GOAL:
Below is a listing to write out in full, exactly as given, without its pictures.
* begin *
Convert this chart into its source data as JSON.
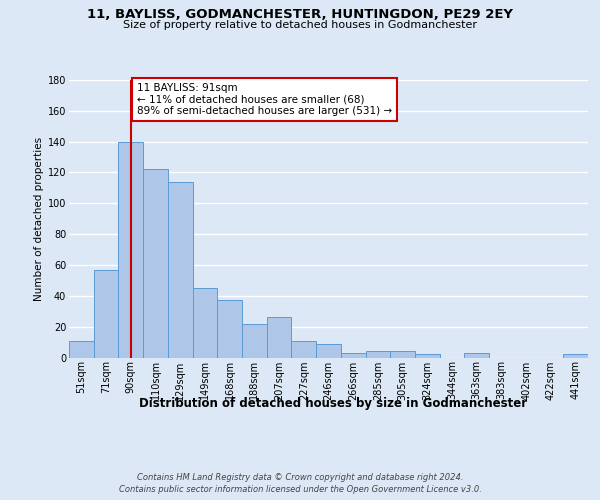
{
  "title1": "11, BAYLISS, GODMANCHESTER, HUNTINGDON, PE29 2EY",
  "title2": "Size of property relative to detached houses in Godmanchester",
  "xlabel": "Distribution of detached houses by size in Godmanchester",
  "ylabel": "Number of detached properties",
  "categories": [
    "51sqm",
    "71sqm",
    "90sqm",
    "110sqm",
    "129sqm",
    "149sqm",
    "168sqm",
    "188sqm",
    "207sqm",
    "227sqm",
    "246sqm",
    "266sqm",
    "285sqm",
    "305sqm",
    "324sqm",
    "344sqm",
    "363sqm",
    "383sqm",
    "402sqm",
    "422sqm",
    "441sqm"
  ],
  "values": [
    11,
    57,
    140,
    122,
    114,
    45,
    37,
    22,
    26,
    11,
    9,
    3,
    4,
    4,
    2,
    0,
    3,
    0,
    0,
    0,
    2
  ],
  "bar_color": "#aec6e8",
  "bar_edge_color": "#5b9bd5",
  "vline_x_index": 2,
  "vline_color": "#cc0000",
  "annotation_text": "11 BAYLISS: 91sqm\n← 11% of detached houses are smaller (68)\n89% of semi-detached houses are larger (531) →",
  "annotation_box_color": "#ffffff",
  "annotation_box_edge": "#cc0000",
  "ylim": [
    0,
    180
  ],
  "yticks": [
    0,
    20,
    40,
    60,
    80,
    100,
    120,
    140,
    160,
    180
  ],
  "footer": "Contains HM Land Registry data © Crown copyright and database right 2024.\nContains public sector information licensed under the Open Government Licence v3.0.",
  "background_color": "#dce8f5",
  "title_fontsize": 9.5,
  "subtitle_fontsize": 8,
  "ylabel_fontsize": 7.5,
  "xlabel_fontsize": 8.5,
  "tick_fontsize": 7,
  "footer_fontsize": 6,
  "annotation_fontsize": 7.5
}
* end *
SOLUTION TO THE PROBLEM:
Convert this chart into its source data as JSON.
{
  "title1": "11, BAYLISS, GODMANCHESTER, HUNTINGDON, PE29 2EY",
  "title2": "Size of property relative to detached houses in Godmanchester",
  "xlabel": "Distribution of detached houses by size in Godmanchester",
  "ylabel": "Number of detached properties",
  "categories": [
    "51sqm",
    "71sqm",
    "90sqm",
    "110sqm",
    "129sqm",
    "149sqm",
    "168sqm",
    "188sqm",
    "207sqm",
    "227sqm",
    "246sqm",
    "266sqm",
    "285sqm",
    "305sqm",
    "324sqm",
    "344sqm",
    "363sqm",
    "383sqm",
    "402sqm",
    "422sqm",
    "441sqm"
  ],
  "values": [
    11,
    57,
    140,
    122,
    114,
    45,
    37,
    22,
    26,
    11,
    9,
    3,
    4,
    4,
    2,
    0,
    3,
    0,
    0,
    0,
    2
  ],
  "bar_color": "#aec6e8",
  "bar_edge_color": "#5b9bd5",
  "vline_x_index": 2,
  "vline_color": "#cc0000",
  "annotation_text": "11 BAYLISS: 91sqm\n← 11% of detached houses are smaller (68)\n89% of semi-detached houses are larger (531) →",
  "annotation_box_color": "#ffffff",
  "annotation_box_edge": "#cc0000",
  "ylim": [
    0,
    180
  ],
  "yticks": [
    0,
    20,
    40,
    60,
    80,
    100,
    120,
    140,
    160,
    180
  ],
  "footer": "Contains HM Land Registry data © Crown copyright and database right 2024.\nContains public sector information licensed under the Open Government Licence v3.0.",
  "background_color": "#dce8f5",
  "title_fontsize": 9.5,
  "subtitle_fontsize": 8,
  "ylabel_fontsize": 7.5,
  "xlabel_fontsize": 8.5,
  "tick_fontsize": 7,
  "footer_fontsize": 6,
  "annotation_fontsize": 7.5
}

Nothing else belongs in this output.